Starting at the line that contains "Transcribe this image's", quote each line exactly through the last line of the entries, both included.
** start Supplied entries **
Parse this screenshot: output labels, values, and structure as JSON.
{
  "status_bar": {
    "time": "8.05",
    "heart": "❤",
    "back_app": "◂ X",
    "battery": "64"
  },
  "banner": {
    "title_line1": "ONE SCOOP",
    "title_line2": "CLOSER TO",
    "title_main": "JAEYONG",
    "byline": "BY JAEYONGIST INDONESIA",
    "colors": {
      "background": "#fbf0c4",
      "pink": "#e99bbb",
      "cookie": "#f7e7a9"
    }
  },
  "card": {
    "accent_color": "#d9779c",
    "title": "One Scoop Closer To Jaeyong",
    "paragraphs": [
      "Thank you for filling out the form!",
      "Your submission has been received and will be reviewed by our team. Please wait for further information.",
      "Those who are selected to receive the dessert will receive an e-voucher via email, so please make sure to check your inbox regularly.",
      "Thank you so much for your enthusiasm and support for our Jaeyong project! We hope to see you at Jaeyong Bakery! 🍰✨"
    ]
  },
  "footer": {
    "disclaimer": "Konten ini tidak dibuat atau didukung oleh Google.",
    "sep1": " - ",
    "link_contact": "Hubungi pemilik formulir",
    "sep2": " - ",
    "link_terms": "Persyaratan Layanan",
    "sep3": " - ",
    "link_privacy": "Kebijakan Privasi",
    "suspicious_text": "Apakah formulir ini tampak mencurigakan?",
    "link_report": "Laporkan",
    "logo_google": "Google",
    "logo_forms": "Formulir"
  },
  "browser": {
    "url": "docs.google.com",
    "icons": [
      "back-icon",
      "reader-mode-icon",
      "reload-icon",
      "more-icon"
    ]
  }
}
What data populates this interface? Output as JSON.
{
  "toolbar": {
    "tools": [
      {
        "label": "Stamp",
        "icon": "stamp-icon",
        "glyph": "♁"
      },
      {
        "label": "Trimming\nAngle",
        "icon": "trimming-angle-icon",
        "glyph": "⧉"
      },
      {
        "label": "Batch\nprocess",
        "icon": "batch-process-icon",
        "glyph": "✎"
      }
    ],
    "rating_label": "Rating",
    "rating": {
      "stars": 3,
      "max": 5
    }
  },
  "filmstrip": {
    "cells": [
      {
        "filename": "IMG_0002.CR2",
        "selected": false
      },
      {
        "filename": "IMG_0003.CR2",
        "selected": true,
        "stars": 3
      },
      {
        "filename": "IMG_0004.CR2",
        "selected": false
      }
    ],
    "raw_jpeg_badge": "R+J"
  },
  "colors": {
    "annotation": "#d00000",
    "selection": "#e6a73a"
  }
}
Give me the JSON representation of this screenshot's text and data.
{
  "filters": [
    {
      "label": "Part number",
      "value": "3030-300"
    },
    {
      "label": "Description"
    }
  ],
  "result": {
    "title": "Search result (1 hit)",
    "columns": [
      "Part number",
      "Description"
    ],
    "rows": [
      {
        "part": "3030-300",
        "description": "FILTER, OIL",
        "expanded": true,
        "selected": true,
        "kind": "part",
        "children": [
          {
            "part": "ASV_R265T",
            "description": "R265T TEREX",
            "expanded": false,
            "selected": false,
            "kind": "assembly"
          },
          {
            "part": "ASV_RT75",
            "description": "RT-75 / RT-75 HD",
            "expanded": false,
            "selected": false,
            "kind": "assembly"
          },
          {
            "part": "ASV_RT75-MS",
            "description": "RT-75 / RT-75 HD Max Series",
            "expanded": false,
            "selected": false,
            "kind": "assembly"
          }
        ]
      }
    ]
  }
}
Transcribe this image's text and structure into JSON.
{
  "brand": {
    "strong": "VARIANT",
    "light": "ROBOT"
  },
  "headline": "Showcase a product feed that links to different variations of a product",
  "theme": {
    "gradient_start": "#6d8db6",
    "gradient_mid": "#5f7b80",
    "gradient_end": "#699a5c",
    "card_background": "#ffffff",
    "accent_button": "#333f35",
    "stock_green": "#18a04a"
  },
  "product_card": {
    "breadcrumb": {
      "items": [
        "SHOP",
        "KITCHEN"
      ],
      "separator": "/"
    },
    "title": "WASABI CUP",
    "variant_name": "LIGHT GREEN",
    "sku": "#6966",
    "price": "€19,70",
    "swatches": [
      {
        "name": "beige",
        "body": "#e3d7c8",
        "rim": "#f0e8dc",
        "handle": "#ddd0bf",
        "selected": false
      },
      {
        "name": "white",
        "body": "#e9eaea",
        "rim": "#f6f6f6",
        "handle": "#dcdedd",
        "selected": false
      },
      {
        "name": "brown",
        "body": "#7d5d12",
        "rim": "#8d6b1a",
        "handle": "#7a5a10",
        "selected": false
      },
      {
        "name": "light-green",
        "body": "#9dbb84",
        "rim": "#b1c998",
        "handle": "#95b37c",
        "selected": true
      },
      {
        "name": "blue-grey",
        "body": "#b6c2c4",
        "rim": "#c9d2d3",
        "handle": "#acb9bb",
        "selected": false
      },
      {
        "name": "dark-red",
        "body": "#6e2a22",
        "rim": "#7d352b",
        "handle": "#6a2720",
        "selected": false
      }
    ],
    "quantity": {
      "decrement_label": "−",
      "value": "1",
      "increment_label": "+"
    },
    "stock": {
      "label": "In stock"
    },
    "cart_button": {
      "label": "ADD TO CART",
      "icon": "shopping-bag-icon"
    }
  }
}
** end Supplied entries **
▸ **Reply**
Transcribe this image's text and structure into JSON.
{
  "brand": {
    "strong": "VARIANT",
    "light": "ROBOT"
  },
  "headline": "Showcase a product feed that links to different variations of a product",
  "theme": {
    "gradient_start": "#6d8db6",
    "gradient_mid": "#5f7b80",
    "gradient_end": "#699a5c",
    "card_background": "#ffffff",
    "accent_button": "#333f35",
    "stock_green": "#18a04a"
  },
  "product_card": {
    "breadcrumb": {
      "items": [
        "SHOP",
        "KITCHEN"
      ],
      "separator": "/"
    },
    "title": "WASABI CUP",
    "variant_name": "LIGHT GREEN",
    "sku": "#6966",
    "price": "€19,70",
    "swatches": [
      {
        "name": "beige",
        "body": "#e3d7c8",
        "rim": "#f0e8dc",
        "handle": "#ddd0bf",
        "selected": false
      },
      {
        "name": "white",
        "body": "#e9eaea",
        "rim": "#f6f6f6",
        "handle": "#dcdedd",
        "selected": false
      },
      {
        "name": "brown",
        "body": "#7d5d12",
        "rim": "#8d6b1a",
        "handle": "#7a5a10",
        "selected": false
      },
      {
        "name": "light-green",
        "body": "#9dbb84",
        "rim": "#b1c998",
        "handle": "#95b37c",
        "selected": true
      },
      {
        "name": "blue-grey",
        "body": "#b6c2c4",
        "rim": "#c9d2d3",
        "handle": "#acb9bb",
        "selected": false
      },
      {
        "name": "dark-red",
        "body": "#6e2a22",
        "rim": "#7d352b",
        "handle": "#6a2720",
        "selected": false
      }
    ],
    "quantity": {
      "decrement_label": "−",
      "value": "1",
      "increment_label": "+"
    },
    "stock": {
      "label": "In stock"
    },
    "cart_button": {
      "label": "ADD TO CART",
      "icon": "shopping-bag-icon"
    }
  }
}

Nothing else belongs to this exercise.